• [Required task]: Copy out each line featuring the string "Глава" from the entries beneath.

* * *

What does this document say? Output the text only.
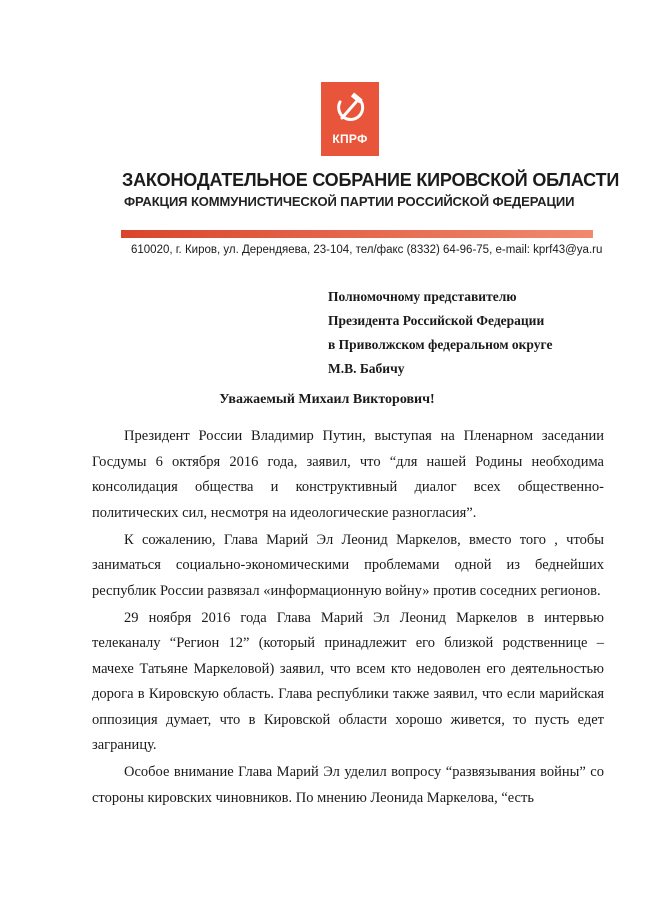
КПРФ
ЗАКОНОДАТЕЛЬНОЕ СОБРАНИЕ КИРОВСКОЙ ОБЛАСТИ
ФРАКЦИЯ КОММУНИСТИЧЕСКОЙ ПАРТИИ РОССИЙСКОЙ ФЕДЕРАЦИИ
610020, г. Киров, ул. Дерендяева, 23-104, тел/факс (8332) 64-96-75, e-mail: kprf43@ya.ru
Полномочному представителю
Президента Российской Федерации
в Приволжском федеральном округе
М.В. Бабичу
Уважаемый Михаил Викторович!

Президент России Владимир Путин, выступая на Пленарном заседании Госдумы 6 октября 2016 года, заявил, что “для нашей Родины необходима консолидация общества и конструктивный диалог всех общественно-политических сил, несмотря на идеологические разногласия”.

К сожалению, Глава Марий Эл Леонид Маркелов, вместо того , чтобы заниматься социально-экономическими проблемами одной из беднейших республик России развязал «информационную войну» против соседних регионов.

29 ноября 2016 года Глава Марий Эл Леонид Маркелов в интервью телеканалу “Регион 12” (который принадлежит его близкой родственнице – мачехе Татьяне Маркеловой) заявил, что всем кто недоволен его деятельностью дорога в Кировскую область. Глава республики также заявил, что если марийская оппозиция думает, что в Кировской области хорошо живется, то пусть едет заграницу.

Особое внимание Глава Марий Эл уделил вопросу “развязывания войны” со стороны кировских чиновников. По мнению Леонида Маркелова, “есть
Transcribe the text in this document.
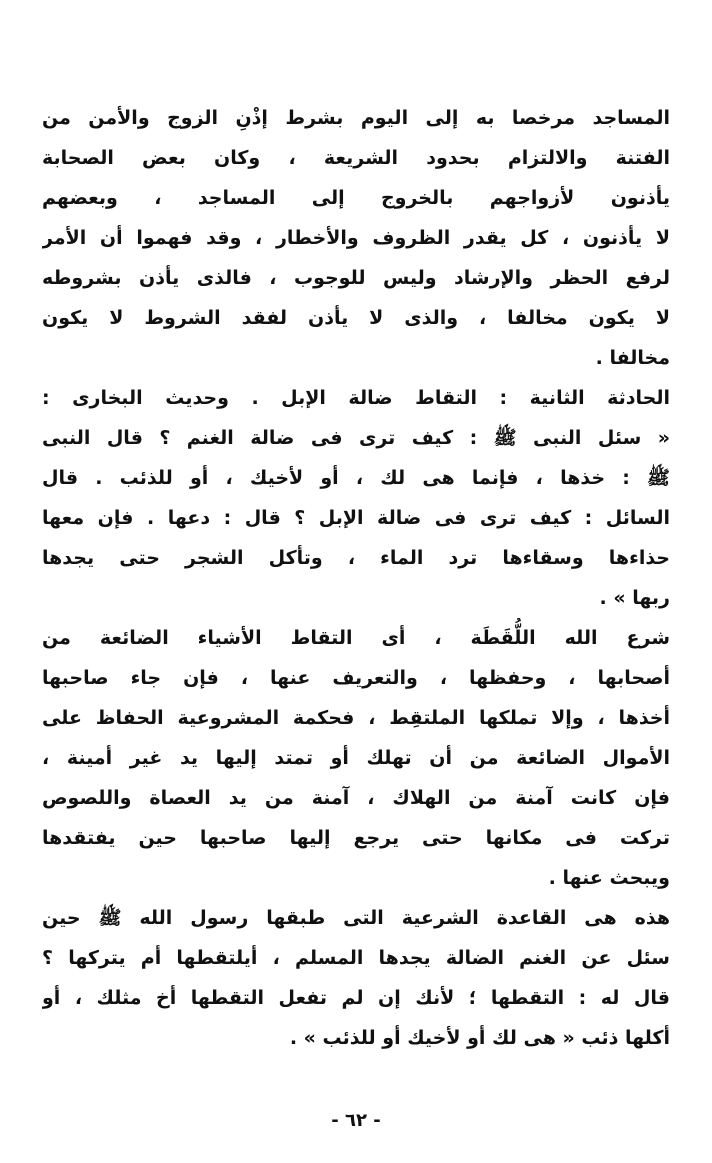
المساجد مرخصا به إلى اليوم بشرط إذْنِ الزوج والأمن من
الفتنة والالتزام بحدود الشريعة ، وكان بعض الصحابة
يأذنون لأزواجهم بالخروج إلى المساجد ، وبعضهم
لا يأذنون ، كل يقدر الظروف والأخطار ، وقد فهموا أن الأمر
لرفع الحظر والإرشاد وليس للوجوب ، فالذى يأذن بشروطه
لا يكون مخالفا ، والذى لا يأذن لفقد الشروط لا يكون
مخالفا .
الحادثة الثانية : التقاط ضالة الإبل . وحديث البخارى :
« سئل النبى ﷺ : كيف ترى فى ضالة الغنم ؟ قال النبى
ﷺ : خذها ، فإنما هى لك ، أو لأخيك ، أو للذئب . قال
السائل : كيف ترى فى ضالة الإبل ؟ قال : دعها . فإن معها
حذاءها وسقاءها ترد الماء ، وتأكل الشجر حتى يجدها
ربها » .
شرع الله اللُّقَطَة ، أى التقاط الأشياء الضائعة من
أصحابها ، وحفظها ، والتعريف عنها ، فإن جاء صاحبها
أخذها ، وإلا تملكها الملتقِط ، فحكمة المشروعية الحفاظ على
الأموال الضائعة من أن تهلك أو تمتد إليها يد غير أمينة ،
فإن كانت آمنة من الهلاك ، آمنة من يد العصاة واللصوص
تركت فى مكانها حتى يرجع إليها صاحبها حين يفتقدها
ويبحث عنها .
هذه هى القاعدة الشرعية التى طبقها رسول الله ﷺ حين
سئل عن الغنم الضالة يجدها المسلم ، أيلتقطها أم يتركها ؟
قال له : التقطها ؛ لأنك إن لم تفعل التقطها أخ مثلك ، أو
أكلها ذئب « هى لك أو لأخيك أو للذئب » .
- ٦٢ -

* * *

• [Answer to the exercise]:
К сожалению, Глава Марий Эл Леонид Маркелов, вместо того , чтобы заниматься социально-экономическими проблемами одной из беднейших республик России развязал «информационную войну» против соседних регионов.
29 ноября 2016 года Глава Марий Эл Леонид Маркелов в интервью телеканалу “Регион 12” (который принадлежит его близкой родственнице – мачехе Татьяне Маркеловой) заявил, что всем кто недоволен его деятельностью дорога в Кировскую область. Глава республики также заявил, что если марийская оппозиция думает, что в Кировской области хорошо живется, то пусть едет заграницу.
Особое внимание Глава Марий Эл уделил вопросу “развязывания войны” со стороны кировских чиновников. По мнению Леонида Маркелова, “есть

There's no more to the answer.